- ASSIGNED TASK
Across the listing, count the lines that include the string "Einigung". Give nothing besides the number.

━━━━━━━━━━━━━━━━

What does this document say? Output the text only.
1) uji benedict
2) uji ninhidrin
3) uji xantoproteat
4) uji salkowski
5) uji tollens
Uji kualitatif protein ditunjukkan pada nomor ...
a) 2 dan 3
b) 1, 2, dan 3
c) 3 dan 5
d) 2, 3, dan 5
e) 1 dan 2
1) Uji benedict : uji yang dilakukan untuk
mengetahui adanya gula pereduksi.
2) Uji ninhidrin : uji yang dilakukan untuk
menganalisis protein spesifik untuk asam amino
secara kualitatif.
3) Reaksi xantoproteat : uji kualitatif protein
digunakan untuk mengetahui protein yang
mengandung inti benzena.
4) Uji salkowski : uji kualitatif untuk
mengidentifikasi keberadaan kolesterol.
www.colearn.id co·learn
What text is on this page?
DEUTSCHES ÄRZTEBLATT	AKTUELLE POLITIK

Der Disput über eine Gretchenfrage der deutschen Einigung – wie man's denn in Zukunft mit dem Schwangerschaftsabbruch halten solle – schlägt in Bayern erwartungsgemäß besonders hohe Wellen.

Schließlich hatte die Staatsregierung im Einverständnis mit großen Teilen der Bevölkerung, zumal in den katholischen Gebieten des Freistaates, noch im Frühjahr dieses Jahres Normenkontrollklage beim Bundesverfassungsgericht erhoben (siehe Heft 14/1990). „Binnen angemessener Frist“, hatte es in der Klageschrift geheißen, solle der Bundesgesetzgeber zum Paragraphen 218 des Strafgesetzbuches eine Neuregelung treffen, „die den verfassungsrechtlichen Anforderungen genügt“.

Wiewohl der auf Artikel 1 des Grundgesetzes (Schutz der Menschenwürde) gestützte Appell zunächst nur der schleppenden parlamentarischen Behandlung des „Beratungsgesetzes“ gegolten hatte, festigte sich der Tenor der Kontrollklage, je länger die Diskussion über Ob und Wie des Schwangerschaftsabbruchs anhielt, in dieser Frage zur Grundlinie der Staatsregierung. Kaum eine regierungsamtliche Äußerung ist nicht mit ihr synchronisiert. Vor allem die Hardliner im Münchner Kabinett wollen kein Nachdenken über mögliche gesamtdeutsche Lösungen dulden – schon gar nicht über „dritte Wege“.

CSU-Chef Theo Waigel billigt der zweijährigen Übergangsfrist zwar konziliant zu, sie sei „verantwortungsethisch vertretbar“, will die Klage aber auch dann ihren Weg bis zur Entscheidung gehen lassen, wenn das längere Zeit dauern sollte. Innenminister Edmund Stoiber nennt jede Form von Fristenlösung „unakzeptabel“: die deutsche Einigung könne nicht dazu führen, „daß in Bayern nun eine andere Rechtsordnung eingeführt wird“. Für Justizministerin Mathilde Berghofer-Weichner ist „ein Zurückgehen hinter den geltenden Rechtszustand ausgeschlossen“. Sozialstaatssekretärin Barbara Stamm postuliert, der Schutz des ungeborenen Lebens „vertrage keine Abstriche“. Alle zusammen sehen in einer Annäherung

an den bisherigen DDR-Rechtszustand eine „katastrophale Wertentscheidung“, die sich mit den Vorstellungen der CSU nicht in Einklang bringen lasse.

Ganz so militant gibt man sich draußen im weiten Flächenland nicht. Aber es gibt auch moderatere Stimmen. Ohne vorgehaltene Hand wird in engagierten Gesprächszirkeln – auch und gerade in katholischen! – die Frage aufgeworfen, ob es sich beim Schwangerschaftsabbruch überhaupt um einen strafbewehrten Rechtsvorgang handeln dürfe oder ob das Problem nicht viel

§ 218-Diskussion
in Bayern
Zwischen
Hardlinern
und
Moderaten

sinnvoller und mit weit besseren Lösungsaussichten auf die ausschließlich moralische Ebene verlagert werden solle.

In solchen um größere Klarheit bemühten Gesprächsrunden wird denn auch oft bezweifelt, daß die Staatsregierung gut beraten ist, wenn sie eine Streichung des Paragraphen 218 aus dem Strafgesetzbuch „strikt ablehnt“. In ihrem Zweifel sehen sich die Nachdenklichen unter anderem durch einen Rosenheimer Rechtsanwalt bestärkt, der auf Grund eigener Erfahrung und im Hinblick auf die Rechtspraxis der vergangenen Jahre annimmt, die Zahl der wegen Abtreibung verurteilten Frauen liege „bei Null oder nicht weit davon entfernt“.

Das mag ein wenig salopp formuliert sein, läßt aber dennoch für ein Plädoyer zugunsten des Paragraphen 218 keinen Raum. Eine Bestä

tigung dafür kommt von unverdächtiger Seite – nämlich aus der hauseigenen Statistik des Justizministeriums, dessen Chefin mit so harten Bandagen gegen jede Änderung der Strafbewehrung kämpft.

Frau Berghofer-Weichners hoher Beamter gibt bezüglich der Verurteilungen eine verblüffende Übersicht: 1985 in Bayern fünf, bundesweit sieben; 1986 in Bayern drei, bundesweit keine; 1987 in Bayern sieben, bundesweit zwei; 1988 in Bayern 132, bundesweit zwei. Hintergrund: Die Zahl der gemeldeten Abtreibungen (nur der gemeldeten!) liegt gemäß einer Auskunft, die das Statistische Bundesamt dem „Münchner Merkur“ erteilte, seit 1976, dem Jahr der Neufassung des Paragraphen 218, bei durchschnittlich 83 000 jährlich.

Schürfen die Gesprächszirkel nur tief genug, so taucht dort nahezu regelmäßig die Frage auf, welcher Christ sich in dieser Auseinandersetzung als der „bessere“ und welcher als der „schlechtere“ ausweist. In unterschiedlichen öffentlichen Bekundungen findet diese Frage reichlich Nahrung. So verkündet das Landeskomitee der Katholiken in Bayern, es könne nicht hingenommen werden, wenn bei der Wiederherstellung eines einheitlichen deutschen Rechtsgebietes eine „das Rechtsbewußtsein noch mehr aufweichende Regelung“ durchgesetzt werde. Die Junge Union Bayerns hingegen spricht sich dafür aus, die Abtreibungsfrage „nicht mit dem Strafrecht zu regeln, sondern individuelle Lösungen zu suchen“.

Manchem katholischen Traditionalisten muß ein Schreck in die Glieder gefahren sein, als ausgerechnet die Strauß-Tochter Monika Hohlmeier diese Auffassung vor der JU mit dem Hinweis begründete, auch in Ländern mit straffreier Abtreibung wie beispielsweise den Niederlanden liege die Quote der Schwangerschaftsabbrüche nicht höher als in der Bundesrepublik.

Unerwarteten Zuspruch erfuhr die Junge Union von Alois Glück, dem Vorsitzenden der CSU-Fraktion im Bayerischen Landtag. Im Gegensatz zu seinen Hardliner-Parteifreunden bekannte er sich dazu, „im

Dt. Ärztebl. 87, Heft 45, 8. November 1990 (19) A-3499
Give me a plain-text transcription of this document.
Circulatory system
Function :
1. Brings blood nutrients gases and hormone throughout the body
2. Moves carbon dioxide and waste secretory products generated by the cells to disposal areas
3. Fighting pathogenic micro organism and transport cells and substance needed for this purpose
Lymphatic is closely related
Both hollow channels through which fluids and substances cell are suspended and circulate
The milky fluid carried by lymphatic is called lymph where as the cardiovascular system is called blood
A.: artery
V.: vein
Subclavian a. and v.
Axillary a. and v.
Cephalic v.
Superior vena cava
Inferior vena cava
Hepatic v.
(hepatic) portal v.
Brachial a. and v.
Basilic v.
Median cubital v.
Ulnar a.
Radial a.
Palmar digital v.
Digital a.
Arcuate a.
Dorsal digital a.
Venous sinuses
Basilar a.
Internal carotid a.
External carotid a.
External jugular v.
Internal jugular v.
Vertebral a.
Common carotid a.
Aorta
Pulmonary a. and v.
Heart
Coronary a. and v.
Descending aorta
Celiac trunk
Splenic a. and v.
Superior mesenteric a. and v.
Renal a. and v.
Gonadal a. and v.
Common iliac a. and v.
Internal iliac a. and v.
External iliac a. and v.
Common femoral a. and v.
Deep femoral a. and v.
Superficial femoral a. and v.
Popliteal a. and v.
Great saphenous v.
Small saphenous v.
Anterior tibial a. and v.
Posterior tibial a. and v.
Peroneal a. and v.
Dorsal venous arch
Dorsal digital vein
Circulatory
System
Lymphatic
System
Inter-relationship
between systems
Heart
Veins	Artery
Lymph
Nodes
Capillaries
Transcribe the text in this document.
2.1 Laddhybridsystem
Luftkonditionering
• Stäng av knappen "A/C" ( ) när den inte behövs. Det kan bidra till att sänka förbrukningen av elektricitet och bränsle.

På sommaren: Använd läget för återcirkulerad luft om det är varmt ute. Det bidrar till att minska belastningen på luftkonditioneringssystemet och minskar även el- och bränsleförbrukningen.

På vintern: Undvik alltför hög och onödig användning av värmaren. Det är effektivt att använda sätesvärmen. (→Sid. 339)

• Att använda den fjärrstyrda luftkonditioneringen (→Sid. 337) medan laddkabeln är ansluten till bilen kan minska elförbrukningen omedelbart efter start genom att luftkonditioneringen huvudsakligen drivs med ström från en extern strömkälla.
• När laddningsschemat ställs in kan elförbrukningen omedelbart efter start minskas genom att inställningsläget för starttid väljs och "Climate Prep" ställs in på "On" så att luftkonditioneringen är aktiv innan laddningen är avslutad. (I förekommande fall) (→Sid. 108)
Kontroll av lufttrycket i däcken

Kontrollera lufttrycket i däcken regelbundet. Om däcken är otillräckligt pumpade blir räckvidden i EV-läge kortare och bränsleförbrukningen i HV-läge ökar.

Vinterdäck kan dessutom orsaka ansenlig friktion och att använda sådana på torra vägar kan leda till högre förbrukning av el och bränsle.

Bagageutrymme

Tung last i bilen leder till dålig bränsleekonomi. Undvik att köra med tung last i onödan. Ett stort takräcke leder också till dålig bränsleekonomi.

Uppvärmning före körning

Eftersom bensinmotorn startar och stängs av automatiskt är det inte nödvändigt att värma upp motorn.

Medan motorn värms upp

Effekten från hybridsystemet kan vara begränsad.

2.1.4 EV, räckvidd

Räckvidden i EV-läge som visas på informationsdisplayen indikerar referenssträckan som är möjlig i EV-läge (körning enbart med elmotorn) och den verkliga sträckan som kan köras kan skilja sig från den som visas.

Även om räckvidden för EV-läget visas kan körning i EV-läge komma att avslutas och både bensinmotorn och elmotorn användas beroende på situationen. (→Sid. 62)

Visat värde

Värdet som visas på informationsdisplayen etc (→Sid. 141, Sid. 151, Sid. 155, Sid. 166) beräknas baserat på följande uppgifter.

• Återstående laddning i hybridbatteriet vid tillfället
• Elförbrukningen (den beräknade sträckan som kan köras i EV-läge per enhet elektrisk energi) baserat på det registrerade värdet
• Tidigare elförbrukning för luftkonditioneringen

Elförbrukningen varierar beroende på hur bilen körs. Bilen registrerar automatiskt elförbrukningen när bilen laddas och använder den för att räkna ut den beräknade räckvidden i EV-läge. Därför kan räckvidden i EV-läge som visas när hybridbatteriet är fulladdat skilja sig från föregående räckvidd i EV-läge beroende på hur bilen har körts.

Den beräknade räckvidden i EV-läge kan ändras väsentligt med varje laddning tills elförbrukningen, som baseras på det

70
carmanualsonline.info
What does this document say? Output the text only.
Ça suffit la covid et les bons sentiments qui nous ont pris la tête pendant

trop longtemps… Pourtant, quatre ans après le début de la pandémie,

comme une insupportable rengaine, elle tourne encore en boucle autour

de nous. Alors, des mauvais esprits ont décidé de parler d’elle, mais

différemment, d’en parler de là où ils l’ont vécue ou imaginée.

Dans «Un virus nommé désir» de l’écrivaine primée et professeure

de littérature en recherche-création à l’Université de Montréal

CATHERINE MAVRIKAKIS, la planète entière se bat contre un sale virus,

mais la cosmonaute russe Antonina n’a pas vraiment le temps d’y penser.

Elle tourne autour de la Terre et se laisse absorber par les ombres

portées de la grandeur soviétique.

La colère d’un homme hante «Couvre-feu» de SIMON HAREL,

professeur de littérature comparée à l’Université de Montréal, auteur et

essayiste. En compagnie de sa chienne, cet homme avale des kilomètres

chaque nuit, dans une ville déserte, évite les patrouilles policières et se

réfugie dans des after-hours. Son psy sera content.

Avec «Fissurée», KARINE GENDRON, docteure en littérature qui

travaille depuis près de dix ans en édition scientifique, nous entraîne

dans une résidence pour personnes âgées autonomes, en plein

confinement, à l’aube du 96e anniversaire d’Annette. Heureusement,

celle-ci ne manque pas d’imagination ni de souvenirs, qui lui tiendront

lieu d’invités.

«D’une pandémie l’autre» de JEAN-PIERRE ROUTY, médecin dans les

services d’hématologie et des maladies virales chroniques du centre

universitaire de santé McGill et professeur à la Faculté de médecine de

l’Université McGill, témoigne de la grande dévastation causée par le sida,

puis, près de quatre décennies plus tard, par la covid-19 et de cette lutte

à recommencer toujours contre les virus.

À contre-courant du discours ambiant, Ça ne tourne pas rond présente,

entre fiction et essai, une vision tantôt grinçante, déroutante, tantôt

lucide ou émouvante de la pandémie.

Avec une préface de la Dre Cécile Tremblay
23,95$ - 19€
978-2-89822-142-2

━━━━━━━━━━━━━━━━

- RESULT BELOW
2